▸ Exercise details:
Return all lines in the material below that contain "xlabel".

▸ Dataset listings of figures:
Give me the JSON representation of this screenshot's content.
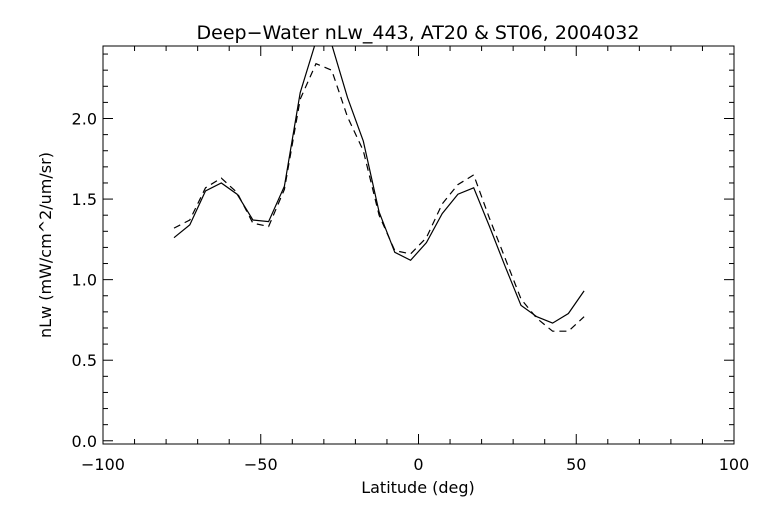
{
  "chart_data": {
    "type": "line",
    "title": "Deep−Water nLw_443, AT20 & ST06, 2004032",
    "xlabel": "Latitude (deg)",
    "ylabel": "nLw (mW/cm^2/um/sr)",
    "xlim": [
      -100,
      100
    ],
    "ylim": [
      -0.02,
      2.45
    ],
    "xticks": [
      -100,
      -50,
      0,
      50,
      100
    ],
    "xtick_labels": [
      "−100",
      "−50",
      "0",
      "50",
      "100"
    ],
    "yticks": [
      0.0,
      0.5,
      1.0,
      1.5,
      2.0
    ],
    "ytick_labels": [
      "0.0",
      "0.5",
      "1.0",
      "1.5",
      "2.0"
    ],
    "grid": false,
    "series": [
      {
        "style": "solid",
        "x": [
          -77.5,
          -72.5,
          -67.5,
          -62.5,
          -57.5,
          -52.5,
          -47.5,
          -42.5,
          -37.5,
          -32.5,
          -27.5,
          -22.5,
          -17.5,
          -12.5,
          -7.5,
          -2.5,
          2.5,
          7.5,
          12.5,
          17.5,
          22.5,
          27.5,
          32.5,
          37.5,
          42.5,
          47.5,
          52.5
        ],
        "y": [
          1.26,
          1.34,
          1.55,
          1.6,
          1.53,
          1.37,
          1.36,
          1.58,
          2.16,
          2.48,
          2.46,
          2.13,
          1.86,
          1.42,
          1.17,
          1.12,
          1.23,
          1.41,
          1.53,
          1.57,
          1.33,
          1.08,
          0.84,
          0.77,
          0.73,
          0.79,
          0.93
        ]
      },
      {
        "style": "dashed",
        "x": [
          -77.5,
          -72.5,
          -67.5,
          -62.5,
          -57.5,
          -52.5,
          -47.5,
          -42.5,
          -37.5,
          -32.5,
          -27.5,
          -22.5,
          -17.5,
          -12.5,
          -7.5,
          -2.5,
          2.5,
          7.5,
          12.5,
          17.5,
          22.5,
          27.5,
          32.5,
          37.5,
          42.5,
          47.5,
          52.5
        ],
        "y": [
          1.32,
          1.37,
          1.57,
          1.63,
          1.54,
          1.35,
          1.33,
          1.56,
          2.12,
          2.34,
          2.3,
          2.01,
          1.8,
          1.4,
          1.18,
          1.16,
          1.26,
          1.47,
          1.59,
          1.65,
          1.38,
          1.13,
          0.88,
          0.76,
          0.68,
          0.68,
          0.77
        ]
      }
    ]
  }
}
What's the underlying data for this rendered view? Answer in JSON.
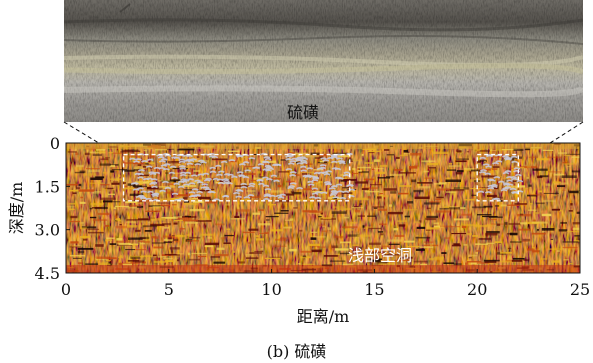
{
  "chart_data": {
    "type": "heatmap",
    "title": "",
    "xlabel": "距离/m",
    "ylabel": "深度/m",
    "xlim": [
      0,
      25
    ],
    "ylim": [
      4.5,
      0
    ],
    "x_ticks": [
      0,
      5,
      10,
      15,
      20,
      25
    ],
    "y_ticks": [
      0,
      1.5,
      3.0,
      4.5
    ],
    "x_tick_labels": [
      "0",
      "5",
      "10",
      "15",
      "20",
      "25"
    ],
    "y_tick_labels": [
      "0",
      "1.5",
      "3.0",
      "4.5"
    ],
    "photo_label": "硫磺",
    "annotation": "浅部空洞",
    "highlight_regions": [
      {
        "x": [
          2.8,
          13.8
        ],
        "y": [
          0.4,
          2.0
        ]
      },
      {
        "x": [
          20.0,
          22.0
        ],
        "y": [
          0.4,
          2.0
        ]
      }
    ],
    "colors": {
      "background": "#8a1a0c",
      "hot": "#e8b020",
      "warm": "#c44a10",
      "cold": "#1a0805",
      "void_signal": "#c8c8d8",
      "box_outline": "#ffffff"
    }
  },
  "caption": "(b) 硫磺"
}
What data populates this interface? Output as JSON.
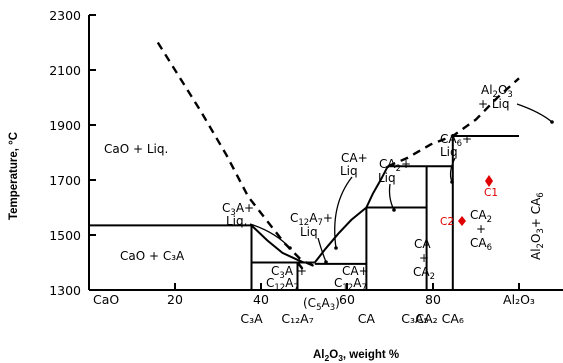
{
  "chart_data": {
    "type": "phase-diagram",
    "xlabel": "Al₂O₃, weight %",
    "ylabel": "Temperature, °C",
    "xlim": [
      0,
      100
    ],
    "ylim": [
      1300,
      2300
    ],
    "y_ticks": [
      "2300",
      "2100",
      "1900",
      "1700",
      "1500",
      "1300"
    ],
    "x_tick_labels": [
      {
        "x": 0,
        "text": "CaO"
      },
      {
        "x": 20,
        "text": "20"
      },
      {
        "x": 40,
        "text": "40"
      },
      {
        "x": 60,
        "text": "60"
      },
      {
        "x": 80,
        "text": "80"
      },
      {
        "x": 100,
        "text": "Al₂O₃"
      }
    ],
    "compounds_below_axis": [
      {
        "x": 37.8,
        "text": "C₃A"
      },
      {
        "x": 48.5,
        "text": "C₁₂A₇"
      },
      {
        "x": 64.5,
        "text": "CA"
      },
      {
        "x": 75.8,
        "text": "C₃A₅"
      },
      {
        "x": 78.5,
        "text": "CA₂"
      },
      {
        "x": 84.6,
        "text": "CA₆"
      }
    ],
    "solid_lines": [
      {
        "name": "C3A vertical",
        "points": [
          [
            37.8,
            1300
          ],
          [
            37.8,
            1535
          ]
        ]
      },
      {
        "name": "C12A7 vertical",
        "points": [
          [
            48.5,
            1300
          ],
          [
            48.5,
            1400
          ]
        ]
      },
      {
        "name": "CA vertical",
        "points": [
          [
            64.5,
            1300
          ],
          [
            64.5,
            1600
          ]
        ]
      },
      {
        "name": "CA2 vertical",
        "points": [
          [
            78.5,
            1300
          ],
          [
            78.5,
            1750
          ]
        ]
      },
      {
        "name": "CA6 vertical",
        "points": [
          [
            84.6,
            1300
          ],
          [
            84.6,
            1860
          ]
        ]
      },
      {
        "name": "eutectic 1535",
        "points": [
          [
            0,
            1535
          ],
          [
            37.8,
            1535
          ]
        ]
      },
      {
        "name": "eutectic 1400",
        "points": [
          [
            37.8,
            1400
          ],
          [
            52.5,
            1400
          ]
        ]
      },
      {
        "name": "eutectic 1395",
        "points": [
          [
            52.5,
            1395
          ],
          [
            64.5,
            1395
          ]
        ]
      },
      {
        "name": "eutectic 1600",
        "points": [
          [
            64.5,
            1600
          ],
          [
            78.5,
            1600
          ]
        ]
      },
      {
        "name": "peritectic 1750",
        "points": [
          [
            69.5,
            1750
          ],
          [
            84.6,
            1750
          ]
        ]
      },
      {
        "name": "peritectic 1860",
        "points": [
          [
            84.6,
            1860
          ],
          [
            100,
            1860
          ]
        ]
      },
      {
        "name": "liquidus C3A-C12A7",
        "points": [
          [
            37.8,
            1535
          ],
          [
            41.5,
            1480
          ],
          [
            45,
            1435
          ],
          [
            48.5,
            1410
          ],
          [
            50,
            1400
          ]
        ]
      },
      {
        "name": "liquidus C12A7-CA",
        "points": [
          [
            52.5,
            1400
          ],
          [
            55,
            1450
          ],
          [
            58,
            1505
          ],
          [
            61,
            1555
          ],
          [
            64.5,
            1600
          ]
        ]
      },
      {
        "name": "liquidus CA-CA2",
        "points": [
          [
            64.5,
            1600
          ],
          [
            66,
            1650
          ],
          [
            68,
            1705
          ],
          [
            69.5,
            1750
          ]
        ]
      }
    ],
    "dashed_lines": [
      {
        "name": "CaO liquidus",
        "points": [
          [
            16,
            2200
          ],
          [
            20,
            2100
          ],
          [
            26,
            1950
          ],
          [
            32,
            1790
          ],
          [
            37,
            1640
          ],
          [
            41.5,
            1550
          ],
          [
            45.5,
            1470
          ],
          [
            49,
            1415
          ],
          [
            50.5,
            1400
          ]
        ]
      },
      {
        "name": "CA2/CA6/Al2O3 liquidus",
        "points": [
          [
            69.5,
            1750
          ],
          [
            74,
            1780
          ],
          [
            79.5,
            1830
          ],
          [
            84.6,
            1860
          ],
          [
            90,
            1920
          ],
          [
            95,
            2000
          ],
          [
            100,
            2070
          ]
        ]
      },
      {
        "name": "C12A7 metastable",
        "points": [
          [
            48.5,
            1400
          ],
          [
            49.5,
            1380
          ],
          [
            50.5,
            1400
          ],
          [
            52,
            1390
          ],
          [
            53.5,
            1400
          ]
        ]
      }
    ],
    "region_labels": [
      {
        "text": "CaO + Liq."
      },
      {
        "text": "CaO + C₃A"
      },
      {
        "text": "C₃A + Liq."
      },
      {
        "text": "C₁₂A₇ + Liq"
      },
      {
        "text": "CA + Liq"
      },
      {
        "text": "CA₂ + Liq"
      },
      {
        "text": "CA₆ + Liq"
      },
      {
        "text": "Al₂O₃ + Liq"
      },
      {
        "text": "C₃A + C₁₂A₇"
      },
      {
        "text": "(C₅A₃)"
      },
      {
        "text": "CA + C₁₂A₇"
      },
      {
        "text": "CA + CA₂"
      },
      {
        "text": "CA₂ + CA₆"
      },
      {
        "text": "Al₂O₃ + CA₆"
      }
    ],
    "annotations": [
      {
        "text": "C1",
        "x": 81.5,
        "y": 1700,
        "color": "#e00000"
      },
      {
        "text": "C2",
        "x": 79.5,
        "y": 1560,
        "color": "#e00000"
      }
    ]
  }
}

▸ Solution:
    "xlabel": "Latitude (deg)",
    "xlabel": "距离/m",
    "xlabel": "Al₂O₃, weight %",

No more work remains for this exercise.